Problem to solve — Copy every entry word for word. Skip the pictures.

(Stored entries)
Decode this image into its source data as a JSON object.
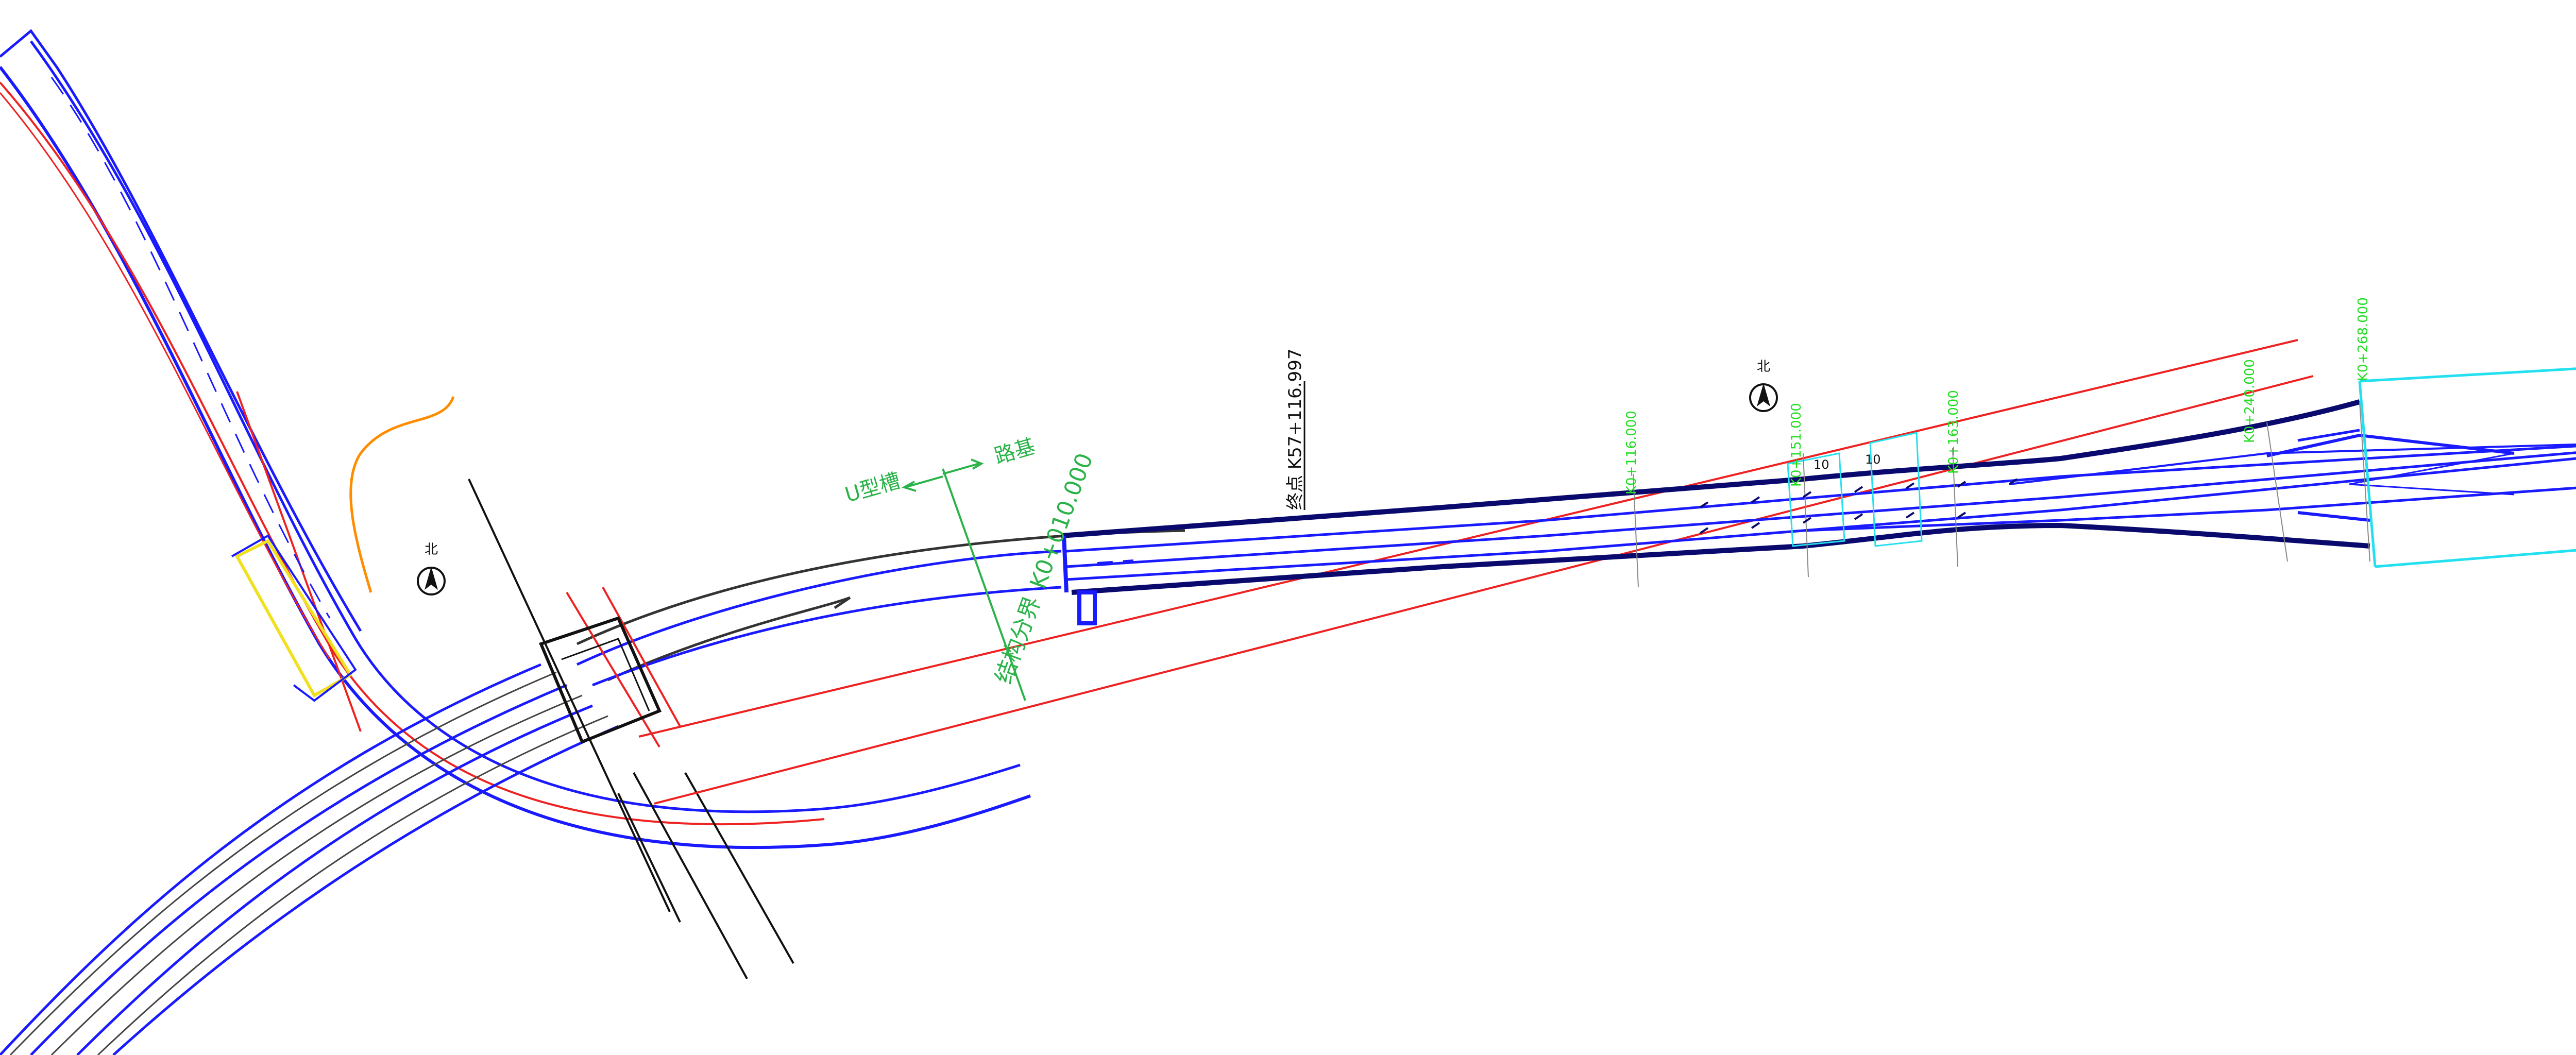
{
  "labels": {
    "north": "北",
    "u_trough": "U型槽",
    "subgrade": "路基",
    "structure_split": "结构分界",
    "structure_split_station": "K0+010.000",
    "endpoint_station": "终点 K57+116.997",
    "k0_116": "K0+116.000",
    "k0_151": "K0+151.000",
    "k0_163": "K0+163.000",
    "k0_240": "K0+240.000",
    "k0_268": "K0+268.000",
    "ten_a": "10",
    "ten_b": "10"
  },
  "colors": {
    "blue": "#1a1aff",
    "dark_navy": "#0a0a6e",
    "red": "#ee2222",
    "green": "#2bb34a",
    "bright_green": "#22dd22",
    "cyan": "#22e0f0",
    "orange": "#ff8c00",
    "yellow": "#f0e020",
    "black": "#111111",
    "gray": "#444444"
  }
}
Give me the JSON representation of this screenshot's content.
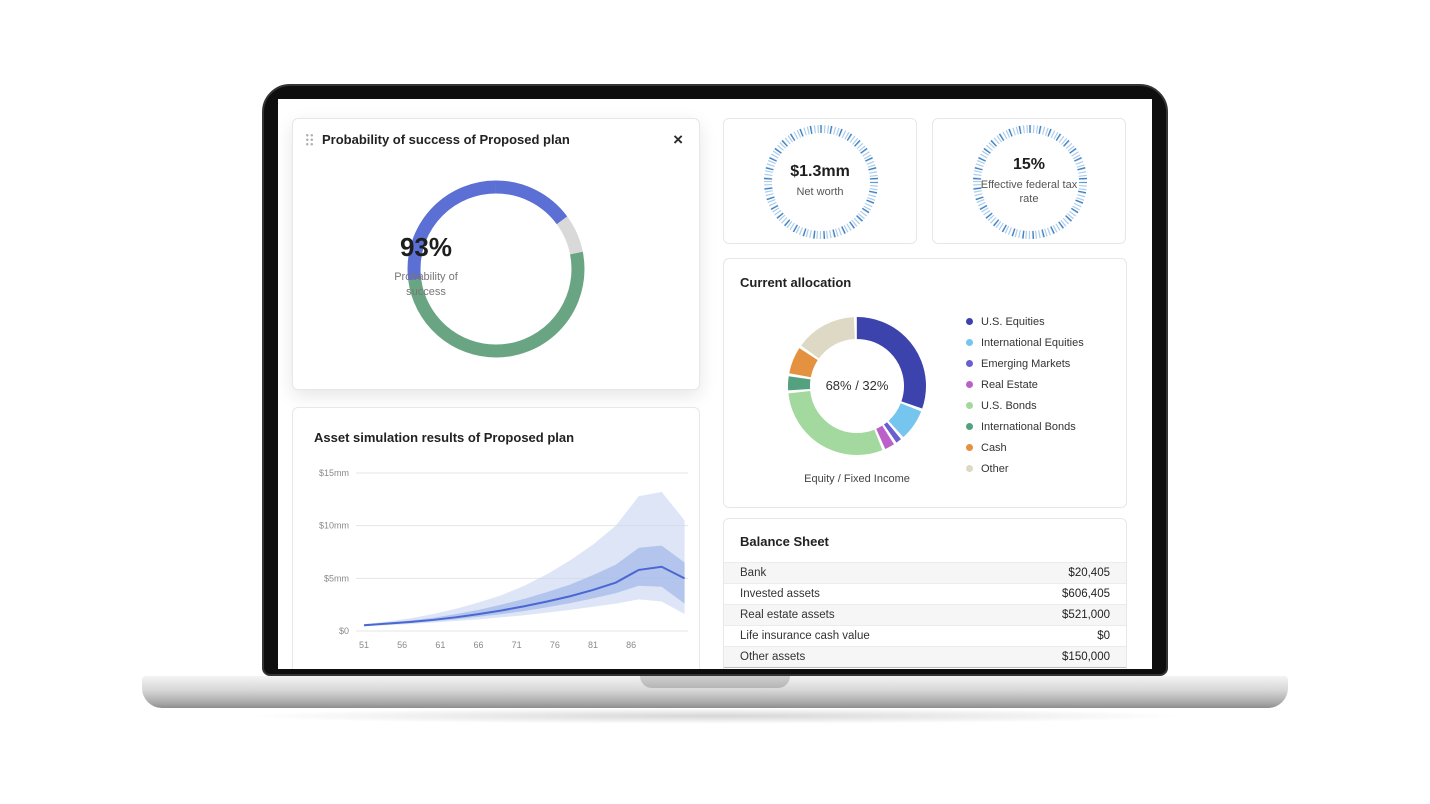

Problem solution —
Decode this image into its source data as a JSON object.
{
  "labels": {
    "north": "北",
    "u_trough": "U型槽",
    "subgrade": "路基",
    "structure_split": "结构分界",
    "structure_split_station": "K0+010.000",
    "endpoint_station": "终点 K57+116.997",
    "k0_116": "K0+116.000",
    "k0_151": "K0+151.000",
    "k0_163": "K0+163.000",
    "k0_240": "K0+240.000",
    "k0_268": "K0+268.000",
    "ten_a": "10",
    "ten_b": "10"
  },
  "colors": {
    "blue": "#1a1aff",
    "dark_navy": "#0a0a6e",
    "red": "#ee2222",
    "green": "#2bb34a",
    "bright_green": "#22dd22",
    "cyan": "#22e0f0",
    "orange": "#ff8c00",
    "yellow": "#f0e020",
    "black": "#111111",
    "gray": "#444444"
  }
}
Give me the JSON representation of this screenshot's content.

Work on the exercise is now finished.